Records for processing
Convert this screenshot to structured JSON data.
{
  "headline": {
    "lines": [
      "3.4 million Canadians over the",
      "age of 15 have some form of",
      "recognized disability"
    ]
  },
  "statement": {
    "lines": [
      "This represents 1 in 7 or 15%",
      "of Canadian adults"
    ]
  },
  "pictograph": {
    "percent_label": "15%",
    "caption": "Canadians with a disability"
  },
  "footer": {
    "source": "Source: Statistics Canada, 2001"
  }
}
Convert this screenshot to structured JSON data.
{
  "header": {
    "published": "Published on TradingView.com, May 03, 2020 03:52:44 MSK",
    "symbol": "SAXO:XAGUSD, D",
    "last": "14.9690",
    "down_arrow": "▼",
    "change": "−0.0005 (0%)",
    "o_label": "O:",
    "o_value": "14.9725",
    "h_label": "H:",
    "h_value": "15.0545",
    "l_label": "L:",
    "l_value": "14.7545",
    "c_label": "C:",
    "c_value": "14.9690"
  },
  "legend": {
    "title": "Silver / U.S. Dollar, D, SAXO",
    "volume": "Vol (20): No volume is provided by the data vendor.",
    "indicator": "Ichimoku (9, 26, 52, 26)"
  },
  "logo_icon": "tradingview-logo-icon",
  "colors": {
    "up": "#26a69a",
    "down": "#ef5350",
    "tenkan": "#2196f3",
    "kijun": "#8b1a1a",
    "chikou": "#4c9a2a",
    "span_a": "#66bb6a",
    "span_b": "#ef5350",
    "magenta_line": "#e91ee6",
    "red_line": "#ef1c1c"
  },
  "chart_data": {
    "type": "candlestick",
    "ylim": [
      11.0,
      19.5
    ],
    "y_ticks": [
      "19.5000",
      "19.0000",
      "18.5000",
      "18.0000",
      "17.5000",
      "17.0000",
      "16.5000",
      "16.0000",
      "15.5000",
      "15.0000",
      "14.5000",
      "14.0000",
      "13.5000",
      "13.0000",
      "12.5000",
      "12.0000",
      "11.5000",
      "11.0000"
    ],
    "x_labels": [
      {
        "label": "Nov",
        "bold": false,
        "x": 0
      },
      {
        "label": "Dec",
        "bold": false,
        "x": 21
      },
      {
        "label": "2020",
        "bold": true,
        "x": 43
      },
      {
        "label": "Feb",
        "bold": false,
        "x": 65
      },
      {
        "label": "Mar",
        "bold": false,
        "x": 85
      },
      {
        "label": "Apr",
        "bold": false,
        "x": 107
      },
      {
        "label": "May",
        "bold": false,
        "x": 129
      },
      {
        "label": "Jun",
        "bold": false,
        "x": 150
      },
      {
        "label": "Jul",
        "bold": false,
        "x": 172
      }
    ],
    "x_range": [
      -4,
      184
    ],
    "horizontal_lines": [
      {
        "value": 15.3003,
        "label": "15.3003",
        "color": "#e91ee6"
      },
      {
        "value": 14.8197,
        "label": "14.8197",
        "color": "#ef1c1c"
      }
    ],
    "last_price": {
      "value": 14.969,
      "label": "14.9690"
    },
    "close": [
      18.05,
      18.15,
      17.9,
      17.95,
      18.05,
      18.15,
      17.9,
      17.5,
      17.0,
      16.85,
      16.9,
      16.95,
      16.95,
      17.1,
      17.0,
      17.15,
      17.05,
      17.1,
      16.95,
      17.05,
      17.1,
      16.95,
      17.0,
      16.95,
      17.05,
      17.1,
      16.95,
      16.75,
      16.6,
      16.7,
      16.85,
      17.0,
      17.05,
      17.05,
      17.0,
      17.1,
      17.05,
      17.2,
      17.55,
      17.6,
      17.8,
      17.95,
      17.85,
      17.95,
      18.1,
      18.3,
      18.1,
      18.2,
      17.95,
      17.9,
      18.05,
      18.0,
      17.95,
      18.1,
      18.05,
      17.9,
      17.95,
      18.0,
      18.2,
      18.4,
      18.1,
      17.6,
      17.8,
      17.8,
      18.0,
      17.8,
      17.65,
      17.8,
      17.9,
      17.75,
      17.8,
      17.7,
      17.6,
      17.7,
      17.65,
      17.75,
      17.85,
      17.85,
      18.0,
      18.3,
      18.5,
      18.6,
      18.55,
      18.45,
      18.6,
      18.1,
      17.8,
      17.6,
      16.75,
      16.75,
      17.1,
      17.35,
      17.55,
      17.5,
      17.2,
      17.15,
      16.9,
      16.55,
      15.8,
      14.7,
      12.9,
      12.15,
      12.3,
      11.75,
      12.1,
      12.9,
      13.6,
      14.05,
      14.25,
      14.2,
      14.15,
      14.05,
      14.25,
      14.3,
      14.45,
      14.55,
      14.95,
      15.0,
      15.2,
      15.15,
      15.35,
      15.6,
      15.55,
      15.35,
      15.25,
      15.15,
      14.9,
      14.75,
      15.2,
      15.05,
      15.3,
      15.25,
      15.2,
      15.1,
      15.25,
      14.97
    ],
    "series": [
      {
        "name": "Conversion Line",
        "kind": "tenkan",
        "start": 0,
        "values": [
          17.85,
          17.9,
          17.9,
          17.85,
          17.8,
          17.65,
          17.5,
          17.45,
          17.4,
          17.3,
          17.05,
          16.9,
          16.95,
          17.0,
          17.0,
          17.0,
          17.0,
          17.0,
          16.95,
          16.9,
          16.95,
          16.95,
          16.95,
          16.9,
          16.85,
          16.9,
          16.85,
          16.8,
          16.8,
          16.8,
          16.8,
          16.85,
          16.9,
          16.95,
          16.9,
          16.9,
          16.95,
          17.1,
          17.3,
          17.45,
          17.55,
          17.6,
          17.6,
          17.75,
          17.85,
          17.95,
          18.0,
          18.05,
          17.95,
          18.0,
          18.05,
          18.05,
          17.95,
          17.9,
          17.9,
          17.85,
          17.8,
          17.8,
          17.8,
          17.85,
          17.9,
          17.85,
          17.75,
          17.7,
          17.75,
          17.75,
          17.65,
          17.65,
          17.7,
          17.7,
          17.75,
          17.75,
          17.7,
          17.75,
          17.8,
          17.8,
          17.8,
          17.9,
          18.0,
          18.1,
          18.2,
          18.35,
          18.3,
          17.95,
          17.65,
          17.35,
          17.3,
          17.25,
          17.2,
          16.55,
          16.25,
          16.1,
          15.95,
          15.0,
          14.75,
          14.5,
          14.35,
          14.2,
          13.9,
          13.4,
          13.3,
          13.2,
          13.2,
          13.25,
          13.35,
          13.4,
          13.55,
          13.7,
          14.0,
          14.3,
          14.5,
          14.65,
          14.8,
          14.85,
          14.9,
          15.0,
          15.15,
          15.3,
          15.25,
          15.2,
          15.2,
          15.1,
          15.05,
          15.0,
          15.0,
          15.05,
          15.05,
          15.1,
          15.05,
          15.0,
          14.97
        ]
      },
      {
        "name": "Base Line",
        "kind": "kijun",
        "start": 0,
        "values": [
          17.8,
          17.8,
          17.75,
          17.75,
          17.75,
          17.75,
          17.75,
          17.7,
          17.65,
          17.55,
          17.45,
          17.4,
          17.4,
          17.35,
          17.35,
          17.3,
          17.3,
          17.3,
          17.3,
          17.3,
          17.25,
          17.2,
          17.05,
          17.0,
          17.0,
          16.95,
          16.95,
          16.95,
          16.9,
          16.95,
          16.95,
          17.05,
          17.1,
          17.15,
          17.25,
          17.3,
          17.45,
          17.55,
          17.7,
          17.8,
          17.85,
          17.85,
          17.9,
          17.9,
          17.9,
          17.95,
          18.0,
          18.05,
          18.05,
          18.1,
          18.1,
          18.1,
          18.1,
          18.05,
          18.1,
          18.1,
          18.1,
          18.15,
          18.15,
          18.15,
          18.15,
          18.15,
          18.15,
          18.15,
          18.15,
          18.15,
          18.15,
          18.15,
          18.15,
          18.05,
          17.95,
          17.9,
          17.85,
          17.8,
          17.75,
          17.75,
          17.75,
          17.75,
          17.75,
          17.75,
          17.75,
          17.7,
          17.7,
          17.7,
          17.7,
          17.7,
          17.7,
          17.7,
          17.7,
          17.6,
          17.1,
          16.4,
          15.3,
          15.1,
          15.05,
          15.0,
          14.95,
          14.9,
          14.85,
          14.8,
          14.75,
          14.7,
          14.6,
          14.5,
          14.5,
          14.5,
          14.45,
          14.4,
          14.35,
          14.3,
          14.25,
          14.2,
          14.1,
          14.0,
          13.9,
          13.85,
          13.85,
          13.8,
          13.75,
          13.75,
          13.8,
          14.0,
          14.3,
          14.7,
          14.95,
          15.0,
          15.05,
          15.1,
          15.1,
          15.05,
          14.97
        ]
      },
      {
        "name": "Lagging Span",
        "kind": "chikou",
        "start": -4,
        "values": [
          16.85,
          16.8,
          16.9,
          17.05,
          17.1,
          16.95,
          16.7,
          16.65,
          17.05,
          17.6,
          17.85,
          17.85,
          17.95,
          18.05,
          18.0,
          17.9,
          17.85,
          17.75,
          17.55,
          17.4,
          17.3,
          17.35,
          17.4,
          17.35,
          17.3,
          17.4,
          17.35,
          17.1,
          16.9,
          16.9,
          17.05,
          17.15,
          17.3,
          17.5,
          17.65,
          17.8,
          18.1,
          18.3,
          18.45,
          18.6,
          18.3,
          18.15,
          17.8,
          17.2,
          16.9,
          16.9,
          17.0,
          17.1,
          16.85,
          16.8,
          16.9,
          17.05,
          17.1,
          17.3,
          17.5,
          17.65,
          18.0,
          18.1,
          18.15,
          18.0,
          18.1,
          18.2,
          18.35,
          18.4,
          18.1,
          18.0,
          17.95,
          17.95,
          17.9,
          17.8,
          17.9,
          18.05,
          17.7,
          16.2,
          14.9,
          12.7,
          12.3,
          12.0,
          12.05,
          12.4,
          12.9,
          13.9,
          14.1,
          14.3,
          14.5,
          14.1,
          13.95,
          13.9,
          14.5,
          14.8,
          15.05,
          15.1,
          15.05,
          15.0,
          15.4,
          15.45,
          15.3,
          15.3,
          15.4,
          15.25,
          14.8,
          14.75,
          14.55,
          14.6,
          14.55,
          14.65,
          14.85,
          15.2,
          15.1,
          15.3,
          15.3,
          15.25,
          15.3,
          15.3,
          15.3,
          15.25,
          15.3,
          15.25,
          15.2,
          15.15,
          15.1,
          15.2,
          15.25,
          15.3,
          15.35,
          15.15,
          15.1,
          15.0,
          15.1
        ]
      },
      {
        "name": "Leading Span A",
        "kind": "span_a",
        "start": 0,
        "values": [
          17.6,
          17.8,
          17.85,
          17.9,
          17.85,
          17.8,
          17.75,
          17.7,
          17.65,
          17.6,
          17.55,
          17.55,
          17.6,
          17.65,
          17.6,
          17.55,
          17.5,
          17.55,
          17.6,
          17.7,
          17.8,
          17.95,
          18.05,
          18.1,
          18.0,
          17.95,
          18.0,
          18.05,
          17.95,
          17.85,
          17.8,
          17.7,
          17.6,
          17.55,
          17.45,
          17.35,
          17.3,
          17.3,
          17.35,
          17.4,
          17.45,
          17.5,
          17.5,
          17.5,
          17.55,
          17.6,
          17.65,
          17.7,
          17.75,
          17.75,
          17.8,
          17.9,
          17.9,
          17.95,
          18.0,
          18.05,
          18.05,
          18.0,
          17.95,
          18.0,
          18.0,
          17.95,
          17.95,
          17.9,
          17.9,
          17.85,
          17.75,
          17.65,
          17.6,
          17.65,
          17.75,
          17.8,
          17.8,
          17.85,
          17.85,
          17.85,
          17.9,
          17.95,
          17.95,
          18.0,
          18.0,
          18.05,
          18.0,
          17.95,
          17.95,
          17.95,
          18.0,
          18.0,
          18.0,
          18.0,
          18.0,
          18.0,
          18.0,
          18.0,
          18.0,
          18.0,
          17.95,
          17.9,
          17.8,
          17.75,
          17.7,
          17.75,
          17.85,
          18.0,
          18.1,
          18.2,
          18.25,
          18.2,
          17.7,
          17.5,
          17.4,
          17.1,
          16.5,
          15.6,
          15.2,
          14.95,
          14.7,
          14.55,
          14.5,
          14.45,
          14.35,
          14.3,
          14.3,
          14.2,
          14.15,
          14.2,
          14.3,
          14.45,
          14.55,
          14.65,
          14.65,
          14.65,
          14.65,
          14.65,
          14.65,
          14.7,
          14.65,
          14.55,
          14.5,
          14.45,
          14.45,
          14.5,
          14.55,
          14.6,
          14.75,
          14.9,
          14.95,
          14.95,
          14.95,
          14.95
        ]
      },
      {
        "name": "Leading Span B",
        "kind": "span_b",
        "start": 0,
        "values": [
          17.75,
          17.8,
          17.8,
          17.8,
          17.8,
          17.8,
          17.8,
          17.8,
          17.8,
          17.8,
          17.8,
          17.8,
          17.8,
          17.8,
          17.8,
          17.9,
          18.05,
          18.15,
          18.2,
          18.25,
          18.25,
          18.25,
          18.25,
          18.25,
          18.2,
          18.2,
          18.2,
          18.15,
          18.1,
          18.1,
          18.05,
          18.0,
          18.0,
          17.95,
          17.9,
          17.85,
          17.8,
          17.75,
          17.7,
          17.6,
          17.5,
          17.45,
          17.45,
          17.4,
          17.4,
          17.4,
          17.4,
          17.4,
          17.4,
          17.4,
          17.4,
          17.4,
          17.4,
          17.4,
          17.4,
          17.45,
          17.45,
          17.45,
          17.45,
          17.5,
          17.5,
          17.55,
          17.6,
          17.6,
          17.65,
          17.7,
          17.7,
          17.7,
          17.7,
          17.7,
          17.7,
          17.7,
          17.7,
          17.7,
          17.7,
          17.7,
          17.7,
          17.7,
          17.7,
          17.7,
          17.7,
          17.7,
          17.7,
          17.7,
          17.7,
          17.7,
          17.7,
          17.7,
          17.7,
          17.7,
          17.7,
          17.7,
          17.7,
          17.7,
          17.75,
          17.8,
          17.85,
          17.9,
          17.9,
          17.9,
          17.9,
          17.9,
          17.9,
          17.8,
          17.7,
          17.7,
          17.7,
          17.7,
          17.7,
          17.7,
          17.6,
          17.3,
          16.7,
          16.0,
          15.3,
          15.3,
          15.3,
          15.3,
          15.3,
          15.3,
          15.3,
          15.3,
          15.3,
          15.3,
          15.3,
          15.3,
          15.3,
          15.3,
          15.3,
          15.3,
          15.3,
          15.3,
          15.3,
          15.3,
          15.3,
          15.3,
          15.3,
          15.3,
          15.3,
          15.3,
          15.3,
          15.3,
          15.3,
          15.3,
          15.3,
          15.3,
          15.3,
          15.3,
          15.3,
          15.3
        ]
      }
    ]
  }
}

Work to do
Count the lines of the material that include the word "Leading", then report only the total.

Written response
2